- _What the task asks_:
Copy each line with the word "DOWNS" in it.

START Exercise data

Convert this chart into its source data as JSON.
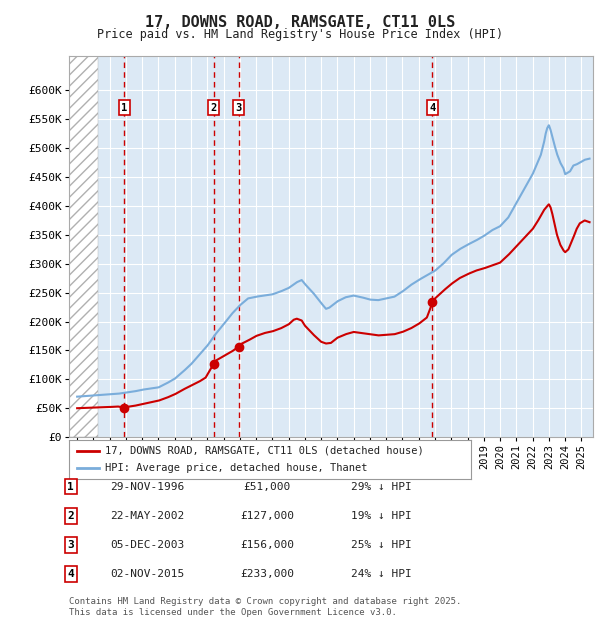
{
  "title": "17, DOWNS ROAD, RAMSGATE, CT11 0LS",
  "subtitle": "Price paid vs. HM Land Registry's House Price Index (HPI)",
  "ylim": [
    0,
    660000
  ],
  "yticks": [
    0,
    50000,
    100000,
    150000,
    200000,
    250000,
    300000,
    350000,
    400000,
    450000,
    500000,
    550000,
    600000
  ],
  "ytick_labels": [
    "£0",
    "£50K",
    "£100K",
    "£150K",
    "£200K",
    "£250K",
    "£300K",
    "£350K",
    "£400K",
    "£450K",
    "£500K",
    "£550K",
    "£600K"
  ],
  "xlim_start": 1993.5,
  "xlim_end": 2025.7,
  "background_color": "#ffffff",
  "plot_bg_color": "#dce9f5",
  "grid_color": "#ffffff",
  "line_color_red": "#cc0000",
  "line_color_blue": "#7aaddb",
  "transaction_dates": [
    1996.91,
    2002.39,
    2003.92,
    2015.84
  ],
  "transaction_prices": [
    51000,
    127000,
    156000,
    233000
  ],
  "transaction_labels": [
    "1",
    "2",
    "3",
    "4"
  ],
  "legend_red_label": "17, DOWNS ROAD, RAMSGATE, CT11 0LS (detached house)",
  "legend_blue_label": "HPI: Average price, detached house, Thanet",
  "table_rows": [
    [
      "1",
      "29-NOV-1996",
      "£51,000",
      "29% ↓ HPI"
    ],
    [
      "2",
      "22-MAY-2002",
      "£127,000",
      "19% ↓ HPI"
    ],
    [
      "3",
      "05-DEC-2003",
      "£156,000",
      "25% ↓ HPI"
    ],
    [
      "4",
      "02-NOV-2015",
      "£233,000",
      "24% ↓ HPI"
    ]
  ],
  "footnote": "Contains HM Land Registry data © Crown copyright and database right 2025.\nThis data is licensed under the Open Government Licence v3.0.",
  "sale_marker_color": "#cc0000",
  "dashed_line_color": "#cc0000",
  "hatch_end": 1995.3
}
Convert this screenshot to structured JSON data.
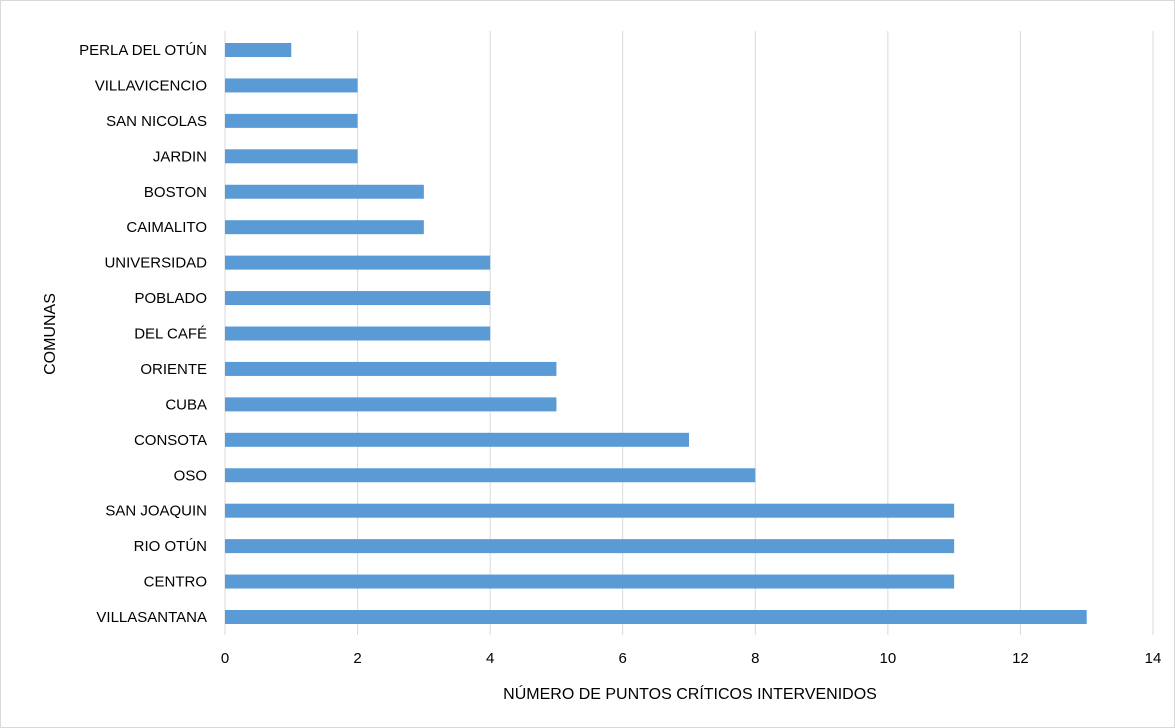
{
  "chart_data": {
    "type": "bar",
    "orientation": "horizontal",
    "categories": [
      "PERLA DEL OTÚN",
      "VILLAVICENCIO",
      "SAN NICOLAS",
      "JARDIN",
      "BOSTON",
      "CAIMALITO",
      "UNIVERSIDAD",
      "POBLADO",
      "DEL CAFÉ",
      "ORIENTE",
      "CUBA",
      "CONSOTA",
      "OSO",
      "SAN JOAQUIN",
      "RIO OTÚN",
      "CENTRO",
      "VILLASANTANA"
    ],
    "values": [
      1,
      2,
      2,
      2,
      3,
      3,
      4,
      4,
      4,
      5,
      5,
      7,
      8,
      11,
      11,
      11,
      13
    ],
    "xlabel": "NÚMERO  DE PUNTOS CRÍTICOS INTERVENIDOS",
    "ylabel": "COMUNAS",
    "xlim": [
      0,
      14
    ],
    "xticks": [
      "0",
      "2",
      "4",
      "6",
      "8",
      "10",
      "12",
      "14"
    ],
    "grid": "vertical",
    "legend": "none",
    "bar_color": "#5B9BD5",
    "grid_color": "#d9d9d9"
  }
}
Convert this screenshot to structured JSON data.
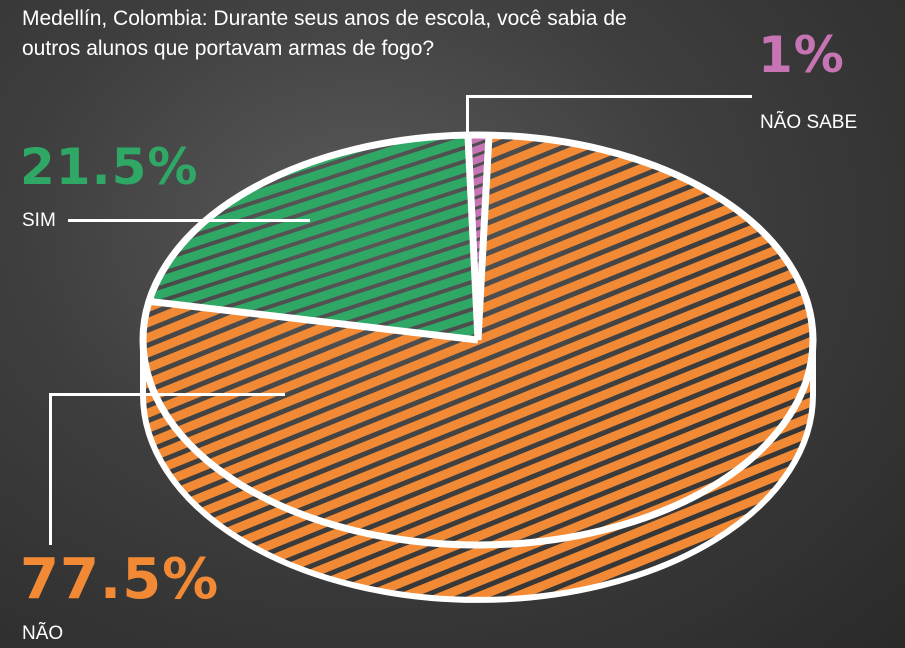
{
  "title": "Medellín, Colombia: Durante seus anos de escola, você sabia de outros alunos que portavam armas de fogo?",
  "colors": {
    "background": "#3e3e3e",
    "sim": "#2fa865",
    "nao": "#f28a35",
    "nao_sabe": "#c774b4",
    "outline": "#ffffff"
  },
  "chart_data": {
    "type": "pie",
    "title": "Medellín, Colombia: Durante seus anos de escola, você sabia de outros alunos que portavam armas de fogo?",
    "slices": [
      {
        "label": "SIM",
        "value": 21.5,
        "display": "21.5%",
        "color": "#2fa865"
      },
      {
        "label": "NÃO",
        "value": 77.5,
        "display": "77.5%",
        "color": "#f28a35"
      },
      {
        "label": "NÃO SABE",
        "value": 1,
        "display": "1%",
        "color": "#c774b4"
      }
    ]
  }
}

END Exercise data
START Exercise data

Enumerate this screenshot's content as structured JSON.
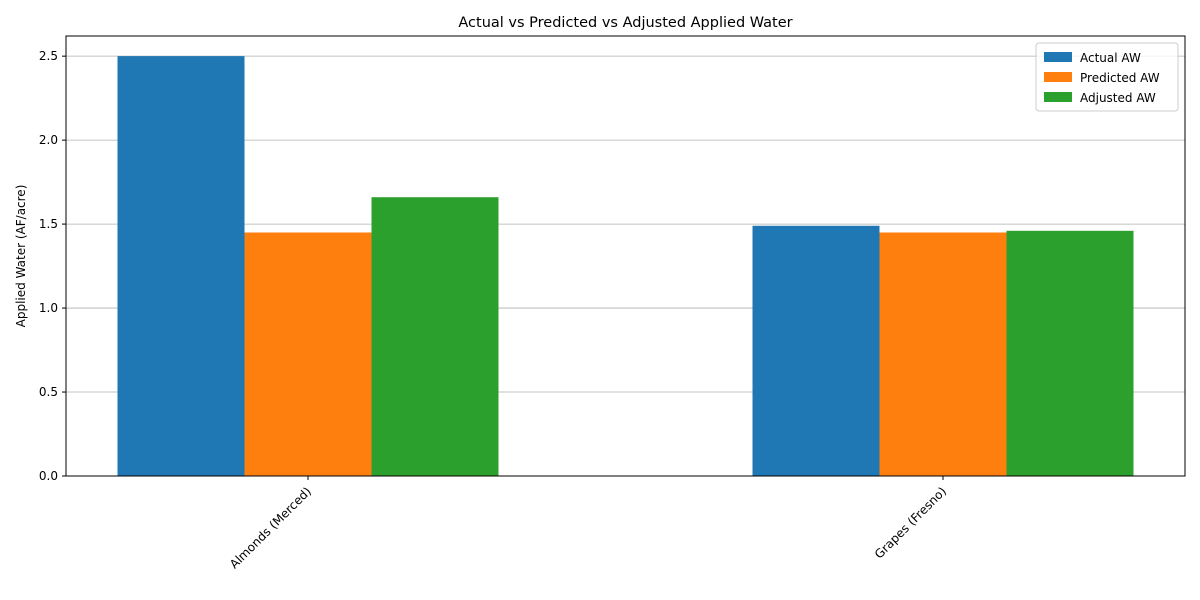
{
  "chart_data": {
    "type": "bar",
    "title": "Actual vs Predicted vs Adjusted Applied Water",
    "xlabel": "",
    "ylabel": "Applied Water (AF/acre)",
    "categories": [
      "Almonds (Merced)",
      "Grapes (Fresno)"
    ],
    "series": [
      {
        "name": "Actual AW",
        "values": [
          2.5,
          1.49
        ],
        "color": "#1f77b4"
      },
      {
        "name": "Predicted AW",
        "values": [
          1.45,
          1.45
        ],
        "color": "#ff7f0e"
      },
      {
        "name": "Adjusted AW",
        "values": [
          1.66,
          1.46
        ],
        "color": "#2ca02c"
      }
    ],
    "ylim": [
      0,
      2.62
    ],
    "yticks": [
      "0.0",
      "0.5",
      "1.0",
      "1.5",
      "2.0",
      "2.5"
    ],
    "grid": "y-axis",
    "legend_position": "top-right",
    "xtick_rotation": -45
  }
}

END Exercise data

- _Answer to this exercise_:
  "title": "17, DOWNS ROAD, RAMSGATE, CT11 0LS",
  "legend_red_label": "17, DOWNS ROAD, RAMSGATE, CT11 0LS (detached house)",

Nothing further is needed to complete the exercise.